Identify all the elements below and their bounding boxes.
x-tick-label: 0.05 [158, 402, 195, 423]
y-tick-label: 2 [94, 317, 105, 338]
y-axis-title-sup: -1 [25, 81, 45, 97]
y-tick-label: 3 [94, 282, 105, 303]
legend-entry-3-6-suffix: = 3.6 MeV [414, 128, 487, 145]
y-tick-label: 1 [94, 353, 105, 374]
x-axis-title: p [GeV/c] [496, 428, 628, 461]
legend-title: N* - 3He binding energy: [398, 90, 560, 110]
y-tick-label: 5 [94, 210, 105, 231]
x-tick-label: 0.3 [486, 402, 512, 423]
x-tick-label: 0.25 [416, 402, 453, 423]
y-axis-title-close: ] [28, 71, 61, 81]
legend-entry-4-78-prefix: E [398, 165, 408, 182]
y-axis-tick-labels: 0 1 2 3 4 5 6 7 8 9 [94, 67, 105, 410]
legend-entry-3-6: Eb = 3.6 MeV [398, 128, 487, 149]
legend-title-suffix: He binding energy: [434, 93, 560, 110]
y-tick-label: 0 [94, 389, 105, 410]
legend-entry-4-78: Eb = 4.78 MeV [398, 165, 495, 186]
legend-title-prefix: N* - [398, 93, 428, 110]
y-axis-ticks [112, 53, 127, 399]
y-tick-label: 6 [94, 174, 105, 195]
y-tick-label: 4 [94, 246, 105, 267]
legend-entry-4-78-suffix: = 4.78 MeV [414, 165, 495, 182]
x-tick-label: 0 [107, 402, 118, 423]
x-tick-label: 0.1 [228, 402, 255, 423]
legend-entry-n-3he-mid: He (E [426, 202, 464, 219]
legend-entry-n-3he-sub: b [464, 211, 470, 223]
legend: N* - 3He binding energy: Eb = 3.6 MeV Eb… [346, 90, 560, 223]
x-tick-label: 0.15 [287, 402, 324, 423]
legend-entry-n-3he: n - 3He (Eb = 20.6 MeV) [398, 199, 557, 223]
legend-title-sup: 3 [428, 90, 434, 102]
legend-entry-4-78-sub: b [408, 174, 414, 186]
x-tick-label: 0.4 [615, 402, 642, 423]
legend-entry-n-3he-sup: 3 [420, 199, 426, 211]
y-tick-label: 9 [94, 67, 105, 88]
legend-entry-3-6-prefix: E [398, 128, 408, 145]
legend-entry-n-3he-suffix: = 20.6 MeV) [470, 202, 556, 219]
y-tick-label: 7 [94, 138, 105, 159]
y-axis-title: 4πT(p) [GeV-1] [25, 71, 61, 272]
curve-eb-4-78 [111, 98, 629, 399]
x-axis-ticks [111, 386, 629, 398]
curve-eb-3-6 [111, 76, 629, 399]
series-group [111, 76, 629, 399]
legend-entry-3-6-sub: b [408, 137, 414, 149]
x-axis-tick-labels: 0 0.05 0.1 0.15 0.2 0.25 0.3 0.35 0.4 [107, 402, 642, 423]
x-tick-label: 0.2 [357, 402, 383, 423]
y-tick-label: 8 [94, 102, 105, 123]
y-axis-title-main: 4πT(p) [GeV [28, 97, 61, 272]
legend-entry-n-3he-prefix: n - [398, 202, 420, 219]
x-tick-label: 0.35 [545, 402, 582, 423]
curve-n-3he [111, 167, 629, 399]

Aufgabe → Gib bitte alle Einträge oben erneut wieder und setze dabei überall „Bindungsenergie“ an die Stelle von „binding energy“. Alles andere bleibt unverändert.

Ausgabe →
Identify all the elements below and their bounding boxes.
x-tick-label: 0.05 [158, 402, 195, 423]
y-tick-label: 2 [94, 317, 105, 338]
y-axis-title-sup: -1 [25, 81, 45, 97]
y-tick-label: 3 [94, 282, 105, 303]
legend-entry-3-6-suffix: = 3.6 MeV [414, 128, 487, 145]
y-tick-label: 1 [94, 353, 105, 374]
x-axis-title: p [GeV/c] [496, 428, 628, 461]
legend-title: N* - 3He Bindungsenergie: [398, 90, 560, 110]
y-tick-label: 5 [94, 210, 105, 231]
x-tick-label: 0.3 [486, 402, 512, 423]
x-tick-label: 0.25 [416, 402, 453, 423]
y-axis-title-close: ] [28, 71, 61, 81]
legend-entry-4-78-prefix: E [398, 165, 408, 182]
y-axis-tick-labels: 0 1 2 3 4 5 6 7 8 9 [94, 67, 105, 410]
legend-entry-3-6: Eb = 3.6 MeV [398, 128, 487, 149]
legend-title-suffix: He Bindungsenergie: [434, 93, 560, 110]
y-tick-label: 0 [94, 389, 105, 410]
legend-entry-4-78: Eb = 4.78 MeV [398, 165, 495, 186]
legend-title-prefix: N* - [398, 93, 428, 110]
y-axis-ticks [112, 53, 127, 399]
y-tick-label: 6 [94, 174, 105, 195]
y-tick-label: 4 [94, 246, 105, 267]
legend-entry-4-78-suffix: = 4.78 MeV [414, 165, 495, 182]
x-tick-label: 0 [107, 402, 118, 423]
x-tick-label: 0.1 [228, 402, 255, 423]
legend-entry-n-3he-mid: He (E [426, 202, 464, 219]
legend-entry-n-3he-sub: b [464, 211, 470, 223]
legend: N* - 3He Bindungsenergie: Eb = 3.6 MeV Eb… [346, 90, 560, 223]
x-tick-label: 0.15 [287, 402, 324, 423]
legend-entry-n-3he: n - 3He (Eb = 20.6 MeV) [398, 199, 557, 223]
legend-title-sup: 3 [428, 90, 434, 102]
legend-entry-4-78-sub: b [408, 174, 414, 186]
x-tick-label: 0.4 [615, 402, 642, 423]
legend-entry-n-3he-sup: 3 [420, 199, 426, 211]
y-tick-label: 9 [94, 67, 105, 88]
legend-entry-3-6-prefix: E [398, 128, 408, 145]
legend-entry-n-3he-suffix: = 20.6 MeV) [470, 202, 556, 219]
y-tick-label: 7 [94, 138, 105, 159]
y-axis-title: 4πT(p) [GeV-1] [25, 71, 61, 272]
curve-eb-4-78 [111, 98, 629, 399]
x-axis-ticks [111, 386, 629, 398]
curve-eb-3-6 [111, 76, 629, 399]
series-group [111, 76, 629, 399]
legend-entry-3-6-sub: b [408, 137, 414, 149]
x-axis-tick-labels: 0 0.05 0.1 0.15 0.2 0.25 0.3 0.35 0.4 [107, 402, 642, 423]
x-tick-label: 0.2 [357, 402, 383, 423]
y-tick-label: 8 [94, 102, 105, 123]
y-axis-title-main: 4πT(p) [GeV [28, 97, 61, 272]
legend-entry-n-3he-prefix: n - [398, 202, 420, 219]
x-tick-label: 0.35 [545, 402, 582, 423]
curve-n-3he [111, 167, 629, 399]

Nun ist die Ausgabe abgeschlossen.